Task prompt - Can you print every record below exactly as written?
* * * *
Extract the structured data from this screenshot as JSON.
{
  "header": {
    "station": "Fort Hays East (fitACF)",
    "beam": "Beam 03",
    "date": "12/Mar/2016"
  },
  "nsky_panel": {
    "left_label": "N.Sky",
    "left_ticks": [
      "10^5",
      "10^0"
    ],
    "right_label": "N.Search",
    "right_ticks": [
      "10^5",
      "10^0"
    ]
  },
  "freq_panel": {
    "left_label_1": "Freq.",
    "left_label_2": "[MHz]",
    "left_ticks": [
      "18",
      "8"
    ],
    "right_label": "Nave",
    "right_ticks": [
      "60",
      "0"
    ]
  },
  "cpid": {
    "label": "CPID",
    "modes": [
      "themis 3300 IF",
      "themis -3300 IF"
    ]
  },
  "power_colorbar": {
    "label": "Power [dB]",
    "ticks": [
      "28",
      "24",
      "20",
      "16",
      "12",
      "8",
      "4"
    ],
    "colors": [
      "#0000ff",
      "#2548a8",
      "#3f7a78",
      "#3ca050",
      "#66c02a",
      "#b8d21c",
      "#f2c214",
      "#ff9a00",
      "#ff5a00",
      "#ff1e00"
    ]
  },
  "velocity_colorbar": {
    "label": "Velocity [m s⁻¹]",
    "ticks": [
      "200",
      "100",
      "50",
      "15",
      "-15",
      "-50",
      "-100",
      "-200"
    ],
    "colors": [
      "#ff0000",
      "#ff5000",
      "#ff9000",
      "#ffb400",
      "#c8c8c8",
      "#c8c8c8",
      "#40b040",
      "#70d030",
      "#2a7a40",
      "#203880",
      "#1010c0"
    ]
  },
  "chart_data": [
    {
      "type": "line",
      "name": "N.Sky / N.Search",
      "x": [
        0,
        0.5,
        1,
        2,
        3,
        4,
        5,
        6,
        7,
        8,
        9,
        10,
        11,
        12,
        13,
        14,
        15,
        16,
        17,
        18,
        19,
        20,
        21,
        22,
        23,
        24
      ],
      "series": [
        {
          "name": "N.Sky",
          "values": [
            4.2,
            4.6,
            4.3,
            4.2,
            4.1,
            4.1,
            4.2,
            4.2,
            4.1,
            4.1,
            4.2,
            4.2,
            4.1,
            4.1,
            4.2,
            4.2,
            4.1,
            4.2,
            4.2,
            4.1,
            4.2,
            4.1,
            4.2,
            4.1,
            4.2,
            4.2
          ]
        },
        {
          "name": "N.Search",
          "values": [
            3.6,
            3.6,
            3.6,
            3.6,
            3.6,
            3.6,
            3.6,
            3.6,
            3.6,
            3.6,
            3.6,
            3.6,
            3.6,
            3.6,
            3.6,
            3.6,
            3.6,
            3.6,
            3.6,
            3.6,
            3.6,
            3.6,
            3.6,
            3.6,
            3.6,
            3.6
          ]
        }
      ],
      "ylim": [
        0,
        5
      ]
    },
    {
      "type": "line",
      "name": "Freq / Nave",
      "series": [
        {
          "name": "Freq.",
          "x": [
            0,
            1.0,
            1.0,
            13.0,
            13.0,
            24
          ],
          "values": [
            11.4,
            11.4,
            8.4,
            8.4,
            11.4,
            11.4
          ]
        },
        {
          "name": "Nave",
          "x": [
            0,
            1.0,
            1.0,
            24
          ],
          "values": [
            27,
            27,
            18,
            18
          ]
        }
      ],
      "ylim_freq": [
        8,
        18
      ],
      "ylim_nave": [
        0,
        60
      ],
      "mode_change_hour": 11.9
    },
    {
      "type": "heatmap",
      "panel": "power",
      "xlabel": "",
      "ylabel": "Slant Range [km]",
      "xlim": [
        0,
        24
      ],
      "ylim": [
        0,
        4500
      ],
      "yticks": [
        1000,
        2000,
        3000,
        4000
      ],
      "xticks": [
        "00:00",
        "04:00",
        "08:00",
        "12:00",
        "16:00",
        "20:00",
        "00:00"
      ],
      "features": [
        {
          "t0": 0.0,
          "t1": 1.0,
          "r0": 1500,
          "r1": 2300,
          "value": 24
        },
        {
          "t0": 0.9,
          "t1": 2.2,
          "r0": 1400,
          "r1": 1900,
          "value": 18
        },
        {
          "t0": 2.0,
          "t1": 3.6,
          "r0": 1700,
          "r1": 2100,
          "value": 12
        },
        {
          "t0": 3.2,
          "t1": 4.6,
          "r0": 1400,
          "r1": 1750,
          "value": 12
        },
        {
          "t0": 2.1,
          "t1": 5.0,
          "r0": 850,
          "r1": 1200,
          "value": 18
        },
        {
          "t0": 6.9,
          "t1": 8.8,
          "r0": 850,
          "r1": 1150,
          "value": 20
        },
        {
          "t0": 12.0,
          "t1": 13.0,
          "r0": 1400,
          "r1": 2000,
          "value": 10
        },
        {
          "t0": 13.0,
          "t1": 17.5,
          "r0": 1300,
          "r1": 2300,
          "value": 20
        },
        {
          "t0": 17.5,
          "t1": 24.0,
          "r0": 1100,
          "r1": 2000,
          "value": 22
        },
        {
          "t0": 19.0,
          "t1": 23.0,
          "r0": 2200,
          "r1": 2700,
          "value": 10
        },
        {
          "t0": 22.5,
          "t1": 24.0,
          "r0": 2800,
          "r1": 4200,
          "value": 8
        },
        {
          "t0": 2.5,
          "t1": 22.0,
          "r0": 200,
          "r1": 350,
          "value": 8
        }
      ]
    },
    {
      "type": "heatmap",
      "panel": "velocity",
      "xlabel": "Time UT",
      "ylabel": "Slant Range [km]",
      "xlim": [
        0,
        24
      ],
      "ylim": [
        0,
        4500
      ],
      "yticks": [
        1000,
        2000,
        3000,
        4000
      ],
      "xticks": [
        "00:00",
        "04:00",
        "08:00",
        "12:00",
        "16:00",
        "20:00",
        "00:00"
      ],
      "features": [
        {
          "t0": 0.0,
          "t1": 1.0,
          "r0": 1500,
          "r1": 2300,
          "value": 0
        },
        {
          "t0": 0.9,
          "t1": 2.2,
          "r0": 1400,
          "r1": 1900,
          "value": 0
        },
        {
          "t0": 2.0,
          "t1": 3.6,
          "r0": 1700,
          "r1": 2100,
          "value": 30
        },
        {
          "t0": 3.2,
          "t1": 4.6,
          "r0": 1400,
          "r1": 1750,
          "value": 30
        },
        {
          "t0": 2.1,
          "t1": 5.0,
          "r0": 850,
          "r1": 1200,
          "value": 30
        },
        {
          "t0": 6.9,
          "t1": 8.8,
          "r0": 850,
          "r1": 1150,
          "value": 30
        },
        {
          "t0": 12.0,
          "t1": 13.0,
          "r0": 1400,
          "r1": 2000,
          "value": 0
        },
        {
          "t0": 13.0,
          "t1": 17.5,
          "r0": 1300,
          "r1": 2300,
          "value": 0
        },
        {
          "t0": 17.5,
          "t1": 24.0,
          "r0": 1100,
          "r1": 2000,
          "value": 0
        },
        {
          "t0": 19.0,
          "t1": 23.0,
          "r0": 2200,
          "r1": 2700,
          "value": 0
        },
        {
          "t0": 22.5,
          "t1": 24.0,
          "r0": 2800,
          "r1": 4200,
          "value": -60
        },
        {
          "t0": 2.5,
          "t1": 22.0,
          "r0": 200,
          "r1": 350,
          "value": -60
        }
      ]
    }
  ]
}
* * * *
Completed task -
Extract the structured data from this screenshot as JSON.
{
  "header": {
    "station": "Fort Hays East (fitACF)",
    "beam": "Beam 03",
    "date": "12/Mar/2016"
  },
  "nsky_panel": {
    "left_label": "N.Sky",
    "left_ticks": [
      "10^5",
      "10^0"
    ],
    "right_label": "N.Search",
    "right_ticks": [
      "10^5",
      "10^0"
    ]
  },
  "freq_panel": {
    "left_label_1": "Freq.",
    "left_label_2": "[MHz]",
    "left_ticks": [
      "18",
      "8"
    ],
    "right_label": "Nave",
    "right_ticks": [
      "60",
      "0"
    ]
  },
  "cpid": {
    "label": "CPID",
    "modes": [
      "themis 3300 IF",
      "themis -3300 IF"
    ]
  },
  "power_colorbar": {
    "label": "Power [dB]",
    "ticks": [
      "28",
      "24",
      "20",
      "16",
      "12",
      "8",
      "4"
    ],
    "colors": [
      "#0000ff",
      "#2548a8",
      "#3f7a78",
      "#3ca050",
      "#66c02a",
      "#b8d21c",
      "#f2c214",
      "#ff9a00",
      "#ff5a00",
      "#ff1e00"
    ]
  },
  "velocity_colorbar": {
    "label": "Velocity [m s⁻¹]",
    "ticks": [
      "200",
      "100",
      "50",
      "15",
      "-15",
      "-50",
      "-100",
      "-200"
    ],
    "colors": [
      "#ff0000",
      "#ff5000",
      "#ff9000",
      "#ffb400",
      "#c8c8c8",
      "#c8c8c8",
      "#40b040",
      "#70d030",
      "#2a7a40",
      "#203880",
      "#1010c0"
    ]
  },
  "chart_data": [
    {
      "type": "line",
      "name": "N.Sky / N.Search",
      "x": [
        0,
        0.5,
        1,
        2,
        3,
        4,
        5,
        6,
        7,
        8,
        9,
        10,
        11,
        12,
        13,
        14,
        15,
        16,
        17,
        18,
        19,
        20,
        21,
        22,
        23,
        24
      ],
      "series": [
        {
          "name": "N.Sky",
          "values": [
            4.2,
            4.6,
            4.3,
            4.2,
            4.1,
            4.1,
            4.2,
            4.2,
            4.1,
            4.1,
            4.2,
            4.2,
            4.1,
            4.1,
            4.2,
            4.2,
            4.1,
            4.2,
            4.2,
            4.1,
            4.2,
            4.1,
            4.2,
            4.1,
            4.2,
            4.2
          ]
        },
        {
          "name": "N.Search",
          "values": [
            3.6,
            3.6,
            3.6,
            3.6,
            3.6,
            3.6,
            3.6,
            3.6,
            3.6,
            3.6,
            3.6,
            3.6,
            3.6,
            3.6,
            3.6,
            3.6,
            3.6,
            3.6,
            3.6,
            3.6,
            3.6,
            3.6,
            3.6,
            3.6,
            3.6,
            3.6
          ]
        }
      ],
      "ylim": [
        0,
        5
      ]
    },
    {
      "type": "line",
      "name": "Freq / Nave",
      "series": [
        {
          "name": "Freq.",
          "x": [
            0,
            1.0,
            1.0,
            13.0,
            13.0,
            24
          ],
          "values": [
            11.4,
            11.4,
            8.4,
            8.4,
            11.4,
            11.4
          ]
        },
        {
          "name": "Nave",
          "x": [
            0,
            1.0,
            1.0,
            24
          ],
          "values": [
            27,
            27,
            18,
            18
          ]
        }
      ],
      "ylim_freq": [
        8,
        18
      ],
      "ylim_nave": [
        0,
        60
      ],
      "mode_change_hour": 11.9
    },
    {
      "type": "heatmap",
      "panel": "power",
      "xlabel": "",
      "ylabel": "Slant Range [km]",
      "xlim": [
        0,
        24
      ],
      "ylim": [
        0,
        4500
      ],
      "yticks": [
        1000,
        2000,
        3000,
        4000
      ],
      "xticks": [
        "00:00",
        "04:00",
        "08:00",
        "12:00",
        "16:00",
        "20:00",
        "00:00"
      ],
      "features": [
        {
          "t0": 0.0,
          "t1": 1.0,
          "r0": 1500,
          "r1": 2300,
          "value": 24
        },
        {
          "t0": 0.9,
          "t1": 2.2,
          "r0": 1400,
          "r1": 1900,
          "value": 18
        },
        {
          "t0": 2.0,
          "t1": 3.6,
          "r0": 1700,
          "r1": 2100,
          "value": 12
        },
        {
          "t0": 3.2,
          "t1": 4.6,
          "r0": 1400,
          "r1": 1750,
          "value": 12
        },
        {
          "t0": 2.1,
          "t1": 5.0,
          "r0": 850,
          "r1": 1200,
          "value": 18
        },
        {
          "t0": 6.9,
          "t1": 8.8,
          "r0": 850,
          "r1": 1150,
          "value": 20
        },
        {
          "t0": 12.0,
          "t1": 13.0,
          "r0": 1400,
          "r1": 2000,
          "value": 10
        },
        {
          "t0": 13.0,
          "t1": 17.5,
          "r0": 1300,
          "r1": 2300,
          "value": 20
        },
        {
          "t0": 17.5,
          "t1": 24.0,
          "r0": 1100,
          "r1": 2000,
          "value": 22
        },
        {
          "t0": 19.0,
          "t1": 23.0,
          "r0": 2200,
          "r1": 2700,
          "value": 10
        },
        {
          "t0": 22.5,
          "t1": 24.0,
          "r0": 2800,
          "r1": 4200,
          "value": 8
        },
        {
          "t0": 2.5,
          "t1": 22.0,
          "r0": 200,
          "r1": 350,
          "value": 8
        }
      ]
    },
    {
      "type": "heatmap",
      "panel": "velocity",
      "xlabel": "Time UT",
      "ylabel": "Slant Range [km]",
      "xlim": [
        0,
        24
      ],
      "ylim": [
        0,
        4500
      ],
      "yticks": [
        1000,
        2000,
        3000,
        4000
      ],
      "xticks": [
        "00:00",
        "04:00",
        "08:00",
        "12:00",
        "16:00",
        "20:00",
        "00:00"
      ],
      "features": [
        {
          "t0": 0.0,
          "t1": 1.0,
          "r0": 1500,
          "r1": 2300,
          "value": 0
        },
        {
          "t0": 0.9,
          "t1": 2.2,
          "r0": 1400,
          "r1": 1900,
          "value": 0
        },
        {
          "t0": 2.0,
          "t1": 3.6,
          "r0": 1700,
          "r1": 2100,
          "value": 30
        },
        {
          "t0": 3.2,
          "t1": 4.6,
          "r0": 1400,
          "r1": 1750,
          "value": 30
        },
        {
          "t0": 2.1,
          "t1": 5.0,
          "r0": 850,
          "r1": 1200,
          "value": 30
        },
        {
          "t0": 6.9,
          "t1": 8.8,
          "r0": 850,
          "r1": 1150,
          "value": 30
        },
        {
          "t0": 12.0,
          "t1": 13.0,
          "r0": 1400,
          "r1": 2000,
          "value": 0
        },
        {
          "t0": 13.0,
          "t1": 17.5,
          "r0": 1300,
          "r1": 2300,
          "value": 0
        },
        {
          "t0": 17.5,
          "t1": 24.0,
          "r0": 1100,
          "r1": 2000,
          "value": 0
        },
        {
          "t0": 19.0,
          "t1": 23.0,
          "r0": 2200,
          "r1": 2700,
          "value": 0
        },
        {
          "t0": 22.5,
          "t1": 24.0,
          "r0": 2800,
          "r1": 4200,
          "value": -60
        },
        {
          "t0": 2.5,
          "t1": 22.0,
          "r0": 200,
          "r1": 350,
          "value": -60
        }
      ]
    }
  ]
}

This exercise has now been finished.